Records for processing:
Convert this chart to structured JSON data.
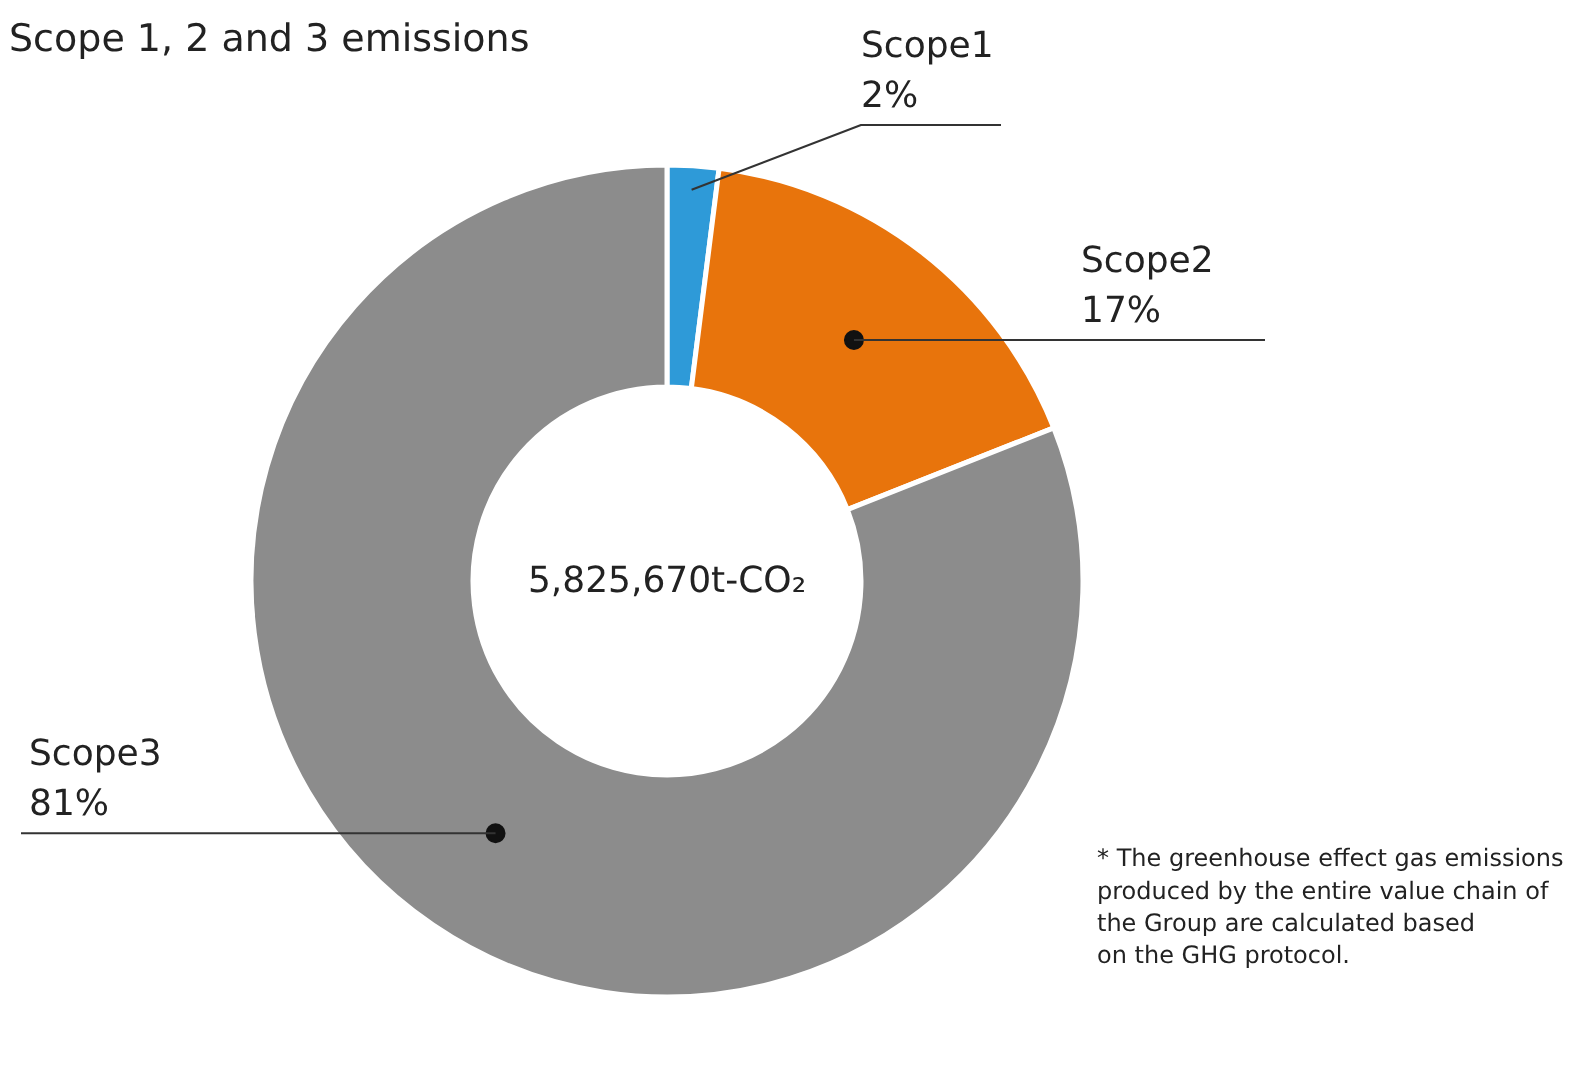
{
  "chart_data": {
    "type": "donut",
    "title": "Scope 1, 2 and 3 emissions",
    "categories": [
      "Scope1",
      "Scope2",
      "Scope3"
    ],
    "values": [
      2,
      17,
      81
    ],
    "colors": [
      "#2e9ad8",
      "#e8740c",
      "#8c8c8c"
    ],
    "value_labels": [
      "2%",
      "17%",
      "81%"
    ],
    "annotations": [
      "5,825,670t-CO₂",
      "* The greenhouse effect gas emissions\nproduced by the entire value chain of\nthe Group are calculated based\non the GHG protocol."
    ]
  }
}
---
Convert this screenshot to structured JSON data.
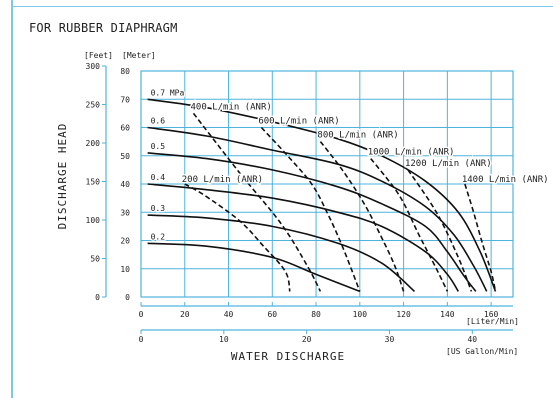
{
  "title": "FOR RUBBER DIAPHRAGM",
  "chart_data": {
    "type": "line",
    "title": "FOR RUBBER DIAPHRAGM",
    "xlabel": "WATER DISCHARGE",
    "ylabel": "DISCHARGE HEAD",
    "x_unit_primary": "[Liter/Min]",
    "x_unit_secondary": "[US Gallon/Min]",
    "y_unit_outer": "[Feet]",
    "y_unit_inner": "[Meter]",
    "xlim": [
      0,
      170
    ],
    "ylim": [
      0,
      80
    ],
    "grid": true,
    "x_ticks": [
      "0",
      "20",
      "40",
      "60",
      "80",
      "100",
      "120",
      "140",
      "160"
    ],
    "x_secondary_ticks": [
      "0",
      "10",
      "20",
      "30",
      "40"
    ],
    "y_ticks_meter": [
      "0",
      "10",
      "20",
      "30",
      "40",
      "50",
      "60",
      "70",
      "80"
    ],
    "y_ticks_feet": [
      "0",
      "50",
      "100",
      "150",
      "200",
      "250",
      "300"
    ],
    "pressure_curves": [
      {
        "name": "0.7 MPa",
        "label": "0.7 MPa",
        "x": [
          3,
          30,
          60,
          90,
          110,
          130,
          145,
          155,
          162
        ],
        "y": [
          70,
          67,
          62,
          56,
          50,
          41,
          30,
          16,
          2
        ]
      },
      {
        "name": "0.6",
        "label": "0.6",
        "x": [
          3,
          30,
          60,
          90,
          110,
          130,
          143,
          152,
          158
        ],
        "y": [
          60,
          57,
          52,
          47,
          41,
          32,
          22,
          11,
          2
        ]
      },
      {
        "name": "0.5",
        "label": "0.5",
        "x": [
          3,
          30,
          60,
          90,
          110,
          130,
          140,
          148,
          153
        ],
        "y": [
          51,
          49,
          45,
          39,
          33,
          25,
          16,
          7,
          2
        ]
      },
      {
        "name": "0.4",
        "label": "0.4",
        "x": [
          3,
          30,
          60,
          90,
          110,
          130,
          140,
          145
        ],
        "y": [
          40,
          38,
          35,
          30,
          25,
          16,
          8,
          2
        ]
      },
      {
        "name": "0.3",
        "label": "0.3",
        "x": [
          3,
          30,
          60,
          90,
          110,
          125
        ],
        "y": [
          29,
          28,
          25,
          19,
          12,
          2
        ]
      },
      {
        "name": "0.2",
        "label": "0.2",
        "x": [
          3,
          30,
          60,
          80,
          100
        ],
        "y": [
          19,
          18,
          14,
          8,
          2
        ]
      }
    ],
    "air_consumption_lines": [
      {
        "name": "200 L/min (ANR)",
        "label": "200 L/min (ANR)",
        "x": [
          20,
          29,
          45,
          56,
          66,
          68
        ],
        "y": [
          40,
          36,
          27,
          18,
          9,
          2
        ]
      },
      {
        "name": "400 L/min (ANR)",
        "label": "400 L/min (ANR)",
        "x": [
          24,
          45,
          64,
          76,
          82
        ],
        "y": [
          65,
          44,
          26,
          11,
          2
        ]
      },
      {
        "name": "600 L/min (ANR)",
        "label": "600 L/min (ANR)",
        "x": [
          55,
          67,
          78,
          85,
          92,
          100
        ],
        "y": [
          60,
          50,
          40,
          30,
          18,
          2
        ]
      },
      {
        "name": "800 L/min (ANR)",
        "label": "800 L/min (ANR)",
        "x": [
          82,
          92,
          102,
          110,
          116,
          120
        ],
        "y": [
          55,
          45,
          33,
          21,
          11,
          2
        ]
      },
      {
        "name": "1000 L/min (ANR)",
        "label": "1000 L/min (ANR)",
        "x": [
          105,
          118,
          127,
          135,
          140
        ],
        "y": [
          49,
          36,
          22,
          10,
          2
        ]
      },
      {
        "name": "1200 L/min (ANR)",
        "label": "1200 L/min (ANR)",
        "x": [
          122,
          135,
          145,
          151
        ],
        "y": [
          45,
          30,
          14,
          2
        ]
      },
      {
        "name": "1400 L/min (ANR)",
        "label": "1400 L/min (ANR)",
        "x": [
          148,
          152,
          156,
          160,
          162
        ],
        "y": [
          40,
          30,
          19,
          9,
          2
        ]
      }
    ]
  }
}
...
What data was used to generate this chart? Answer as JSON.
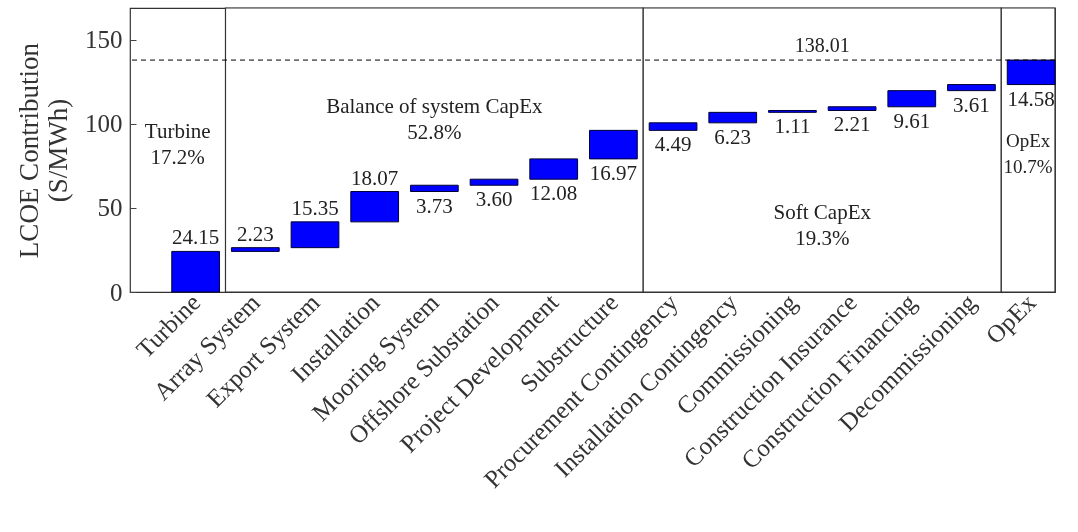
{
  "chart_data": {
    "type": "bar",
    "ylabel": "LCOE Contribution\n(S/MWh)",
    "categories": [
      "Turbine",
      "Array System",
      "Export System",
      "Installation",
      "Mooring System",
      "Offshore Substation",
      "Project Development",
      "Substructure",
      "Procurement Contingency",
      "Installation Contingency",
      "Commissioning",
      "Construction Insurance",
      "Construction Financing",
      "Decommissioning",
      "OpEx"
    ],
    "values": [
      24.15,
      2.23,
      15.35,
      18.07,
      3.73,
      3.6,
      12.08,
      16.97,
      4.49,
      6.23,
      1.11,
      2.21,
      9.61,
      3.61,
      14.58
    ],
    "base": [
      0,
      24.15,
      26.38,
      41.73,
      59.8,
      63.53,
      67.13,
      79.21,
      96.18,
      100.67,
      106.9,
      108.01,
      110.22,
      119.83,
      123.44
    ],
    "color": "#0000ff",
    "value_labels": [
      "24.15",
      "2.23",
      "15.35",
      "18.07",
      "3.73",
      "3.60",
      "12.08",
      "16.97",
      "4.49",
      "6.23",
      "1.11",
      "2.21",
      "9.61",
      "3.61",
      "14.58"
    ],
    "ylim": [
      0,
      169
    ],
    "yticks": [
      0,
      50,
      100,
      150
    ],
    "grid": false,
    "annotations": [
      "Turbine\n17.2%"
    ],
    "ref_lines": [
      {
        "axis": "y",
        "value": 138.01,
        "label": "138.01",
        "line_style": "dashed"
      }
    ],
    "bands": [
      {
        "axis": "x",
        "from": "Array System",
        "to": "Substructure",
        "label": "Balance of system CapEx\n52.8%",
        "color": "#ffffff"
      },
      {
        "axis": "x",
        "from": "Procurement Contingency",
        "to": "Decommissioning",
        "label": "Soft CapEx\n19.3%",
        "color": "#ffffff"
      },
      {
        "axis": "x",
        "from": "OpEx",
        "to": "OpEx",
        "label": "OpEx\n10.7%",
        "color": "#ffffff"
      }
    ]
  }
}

The problem: List all lines in the material containing the string "Contingency".

Task solution:
      "Procurement Contingency",
      "Installation Contingency",
        "from": "Procurement Contingency",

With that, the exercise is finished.